## Stated exercise
Identify and pull out each line of the entries in which "teorija" occurs.

## Data rows
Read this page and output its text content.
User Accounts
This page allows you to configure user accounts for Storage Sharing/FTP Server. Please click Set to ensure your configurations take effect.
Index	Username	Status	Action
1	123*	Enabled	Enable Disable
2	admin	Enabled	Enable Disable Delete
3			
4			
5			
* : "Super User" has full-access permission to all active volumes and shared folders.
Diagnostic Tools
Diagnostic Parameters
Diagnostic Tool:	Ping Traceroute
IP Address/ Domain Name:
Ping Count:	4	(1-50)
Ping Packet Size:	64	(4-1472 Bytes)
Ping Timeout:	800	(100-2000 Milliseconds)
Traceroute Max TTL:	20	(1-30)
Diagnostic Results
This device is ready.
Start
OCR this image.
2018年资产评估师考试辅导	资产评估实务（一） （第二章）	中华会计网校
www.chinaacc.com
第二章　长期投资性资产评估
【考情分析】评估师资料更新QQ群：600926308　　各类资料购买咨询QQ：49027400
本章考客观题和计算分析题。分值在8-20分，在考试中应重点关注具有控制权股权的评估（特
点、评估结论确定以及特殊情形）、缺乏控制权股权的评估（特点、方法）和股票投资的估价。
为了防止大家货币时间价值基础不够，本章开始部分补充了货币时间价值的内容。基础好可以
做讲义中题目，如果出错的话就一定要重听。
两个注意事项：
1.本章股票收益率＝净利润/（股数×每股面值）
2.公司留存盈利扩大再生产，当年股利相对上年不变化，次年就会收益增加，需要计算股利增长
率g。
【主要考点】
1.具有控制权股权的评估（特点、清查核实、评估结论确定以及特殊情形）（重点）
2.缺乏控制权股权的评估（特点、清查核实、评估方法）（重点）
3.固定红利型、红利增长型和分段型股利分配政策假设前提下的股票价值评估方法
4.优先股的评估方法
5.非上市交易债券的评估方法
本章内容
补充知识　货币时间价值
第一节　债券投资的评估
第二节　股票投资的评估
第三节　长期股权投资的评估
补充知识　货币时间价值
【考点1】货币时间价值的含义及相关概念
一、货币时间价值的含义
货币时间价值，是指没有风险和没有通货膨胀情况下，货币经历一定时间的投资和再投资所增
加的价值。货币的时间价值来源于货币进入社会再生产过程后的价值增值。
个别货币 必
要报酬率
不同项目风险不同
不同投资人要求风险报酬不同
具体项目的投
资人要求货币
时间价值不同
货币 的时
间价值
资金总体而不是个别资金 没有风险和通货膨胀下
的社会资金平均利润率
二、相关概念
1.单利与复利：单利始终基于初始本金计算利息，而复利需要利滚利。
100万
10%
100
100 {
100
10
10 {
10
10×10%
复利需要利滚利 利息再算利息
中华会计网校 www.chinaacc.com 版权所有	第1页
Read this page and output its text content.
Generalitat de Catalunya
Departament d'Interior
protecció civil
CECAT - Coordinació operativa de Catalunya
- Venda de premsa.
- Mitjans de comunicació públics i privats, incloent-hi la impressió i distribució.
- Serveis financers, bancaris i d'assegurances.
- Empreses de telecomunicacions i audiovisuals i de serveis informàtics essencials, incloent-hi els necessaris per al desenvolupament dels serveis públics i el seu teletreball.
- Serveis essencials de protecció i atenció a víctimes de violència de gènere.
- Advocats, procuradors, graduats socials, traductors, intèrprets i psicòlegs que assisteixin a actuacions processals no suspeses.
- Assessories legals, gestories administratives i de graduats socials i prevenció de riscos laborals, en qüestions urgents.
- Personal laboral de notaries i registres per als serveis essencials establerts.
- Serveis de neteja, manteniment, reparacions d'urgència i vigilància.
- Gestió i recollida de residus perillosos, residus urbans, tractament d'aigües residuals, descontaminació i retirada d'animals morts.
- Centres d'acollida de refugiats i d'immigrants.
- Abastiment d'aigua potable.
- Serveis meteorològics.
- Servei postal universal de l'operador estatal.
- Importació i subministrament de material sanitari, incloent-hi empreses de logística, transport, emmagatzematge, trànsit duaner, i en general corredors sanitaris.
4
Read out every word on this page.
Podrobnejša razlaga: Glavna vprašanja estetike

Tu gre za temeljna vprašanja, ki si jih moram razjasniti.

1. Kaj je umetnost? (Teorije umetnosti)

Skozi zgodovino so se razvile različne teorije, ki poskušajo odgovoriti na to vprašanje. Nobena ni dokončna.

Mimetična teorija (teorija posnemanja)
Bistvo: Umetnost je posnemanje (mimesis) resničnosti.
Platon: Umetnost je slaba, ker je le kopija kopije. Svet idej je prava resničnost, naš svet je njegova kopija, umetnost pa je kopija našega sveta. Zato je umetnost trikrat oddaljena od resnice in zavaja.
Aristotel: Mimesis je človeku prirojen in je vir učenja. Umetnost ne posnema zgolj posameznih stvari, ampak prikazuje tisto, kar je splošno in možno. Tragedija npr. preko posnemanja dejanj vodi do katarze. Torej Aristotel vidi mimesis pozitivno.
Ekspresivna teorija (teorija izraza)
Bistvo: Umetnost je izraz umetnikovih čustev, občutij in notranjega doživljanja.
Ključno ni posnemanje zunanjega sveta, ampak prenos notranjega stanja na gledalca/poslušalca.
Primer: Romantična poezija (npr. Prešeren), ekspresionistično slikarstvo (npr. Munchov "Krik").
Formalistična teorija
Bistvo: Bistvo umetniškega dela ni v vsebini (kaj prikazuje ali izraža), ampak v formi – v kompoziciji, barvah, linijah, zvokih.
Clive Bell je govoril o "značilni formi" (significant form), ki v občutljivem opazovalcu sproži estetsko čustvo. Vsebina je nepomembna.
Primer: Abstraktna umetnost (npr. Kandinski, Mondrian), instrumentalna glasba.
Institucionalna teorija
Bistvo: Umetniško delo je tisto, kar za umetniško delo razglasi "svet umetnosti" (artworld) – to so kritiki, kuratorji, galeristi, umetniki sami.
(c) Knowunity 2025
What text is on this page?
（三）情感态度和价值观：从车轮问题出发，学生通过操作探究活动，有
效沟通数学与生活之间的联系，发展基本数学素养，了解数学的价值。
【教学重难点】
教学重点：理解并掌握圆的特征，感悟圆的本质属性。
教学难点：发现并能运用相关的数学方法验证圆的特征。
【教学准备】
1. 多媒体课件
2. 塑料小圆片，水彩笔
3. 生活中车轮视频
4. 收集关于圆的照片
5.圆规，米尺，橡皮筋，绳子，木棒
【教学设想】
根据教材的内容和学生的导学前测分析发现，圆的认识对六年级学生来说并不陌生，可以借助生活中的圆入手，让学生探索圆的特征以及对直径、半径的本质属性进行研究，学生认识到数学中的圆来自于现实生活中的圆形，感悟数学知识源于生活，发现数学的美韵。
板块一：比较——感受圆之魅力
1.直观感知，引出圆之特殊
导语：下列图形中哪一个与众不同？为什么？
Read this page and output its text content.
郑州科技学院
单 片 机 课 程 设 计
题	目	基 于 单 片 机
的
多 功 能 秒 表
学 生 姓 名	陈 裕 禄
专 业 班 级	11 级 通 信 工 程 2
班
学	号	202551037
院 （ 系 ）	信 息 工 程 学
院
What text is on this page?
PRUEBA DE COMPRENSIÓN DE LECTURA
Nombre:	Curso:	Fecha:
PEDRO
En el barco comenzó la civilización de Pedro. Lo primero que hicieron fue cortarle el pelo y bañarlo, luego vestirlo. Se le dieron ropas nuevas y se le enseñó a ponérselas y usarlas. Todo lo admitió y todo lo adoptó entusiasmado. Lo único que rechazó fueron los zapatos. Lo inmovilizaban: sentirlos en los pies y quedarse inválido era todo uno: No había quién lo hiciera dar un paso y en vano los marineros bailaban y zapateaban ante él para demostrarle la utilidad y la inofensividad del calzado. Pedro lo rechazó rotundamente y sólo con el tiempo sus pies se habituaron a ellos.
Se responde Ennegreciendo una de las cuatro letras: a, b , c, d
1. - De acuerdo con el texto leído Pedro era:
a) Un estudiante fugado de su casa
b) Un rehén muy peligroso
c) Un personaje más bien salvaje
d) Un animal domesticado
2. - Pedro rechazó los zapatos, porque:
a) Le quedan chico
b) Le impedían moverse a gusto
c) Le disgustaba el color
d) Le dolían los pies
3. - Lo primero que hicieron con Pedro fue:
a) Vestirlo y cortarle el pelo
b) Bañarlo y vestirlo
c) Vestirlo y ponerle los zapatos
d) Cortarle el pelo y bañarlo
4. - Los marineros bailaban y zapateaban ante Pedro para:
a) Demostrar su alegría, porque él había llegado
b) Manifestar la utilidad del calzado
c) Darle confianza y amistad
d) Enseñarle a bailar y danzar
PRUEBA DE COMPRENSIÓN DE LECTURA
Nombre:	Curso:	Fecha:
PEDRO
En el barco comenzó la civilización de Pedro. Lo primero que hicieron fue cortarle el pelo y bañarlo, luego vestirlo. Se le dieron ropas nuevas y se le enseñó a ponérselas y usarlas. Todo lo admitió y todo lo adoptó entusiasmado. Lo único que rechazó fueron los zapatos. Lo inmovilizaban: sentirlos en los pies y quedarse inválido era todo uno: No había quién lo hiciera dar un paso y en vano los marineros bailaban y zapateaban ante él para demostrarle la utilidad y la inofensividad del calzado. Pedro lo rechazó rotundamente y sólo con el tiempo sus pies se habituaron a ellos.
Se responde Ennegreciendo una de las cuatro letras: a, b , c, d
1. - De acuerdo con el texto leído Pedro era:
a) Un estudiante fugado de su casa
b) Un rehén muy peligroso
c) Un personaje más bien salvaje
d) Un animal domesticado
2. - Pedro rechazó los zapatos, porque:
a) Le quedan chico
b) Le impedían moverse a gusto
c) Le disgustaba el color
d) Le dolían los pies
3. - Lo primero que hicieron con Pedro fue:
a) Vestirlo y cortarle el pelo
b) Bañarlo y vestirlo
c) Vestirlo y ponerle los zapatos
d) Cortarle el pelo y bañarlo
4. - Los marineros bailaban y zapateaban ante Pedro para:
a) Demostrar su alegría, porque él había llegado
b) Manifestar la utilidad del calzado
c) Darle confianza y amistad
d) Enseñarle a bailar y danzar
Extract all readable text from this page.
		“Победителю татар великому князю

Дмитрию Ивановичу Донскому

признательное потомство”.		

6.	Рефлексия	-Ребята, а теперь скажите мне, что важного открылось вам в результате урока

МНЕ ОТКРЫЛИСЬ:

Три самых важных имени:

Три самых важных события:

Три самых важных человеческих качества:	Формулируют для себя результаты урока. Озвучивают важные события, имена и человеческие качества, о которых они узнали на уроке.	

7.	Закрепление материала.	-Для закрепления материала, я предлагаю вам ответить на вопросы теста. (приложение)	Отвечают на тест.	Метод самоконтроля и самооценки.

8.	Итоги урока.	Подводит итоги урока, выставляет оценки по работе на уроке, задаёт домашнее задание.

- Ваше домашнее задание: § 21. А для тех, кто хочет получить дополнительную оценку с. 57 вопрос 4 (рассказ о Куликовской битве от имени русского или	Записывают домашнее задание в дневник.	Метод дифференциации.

## Solution for this problem
Mimetična teorija (teorija posnemanja)
Ekspresivna teorija (teorija izraza)
Formalistična teorija
Institucionalna teorija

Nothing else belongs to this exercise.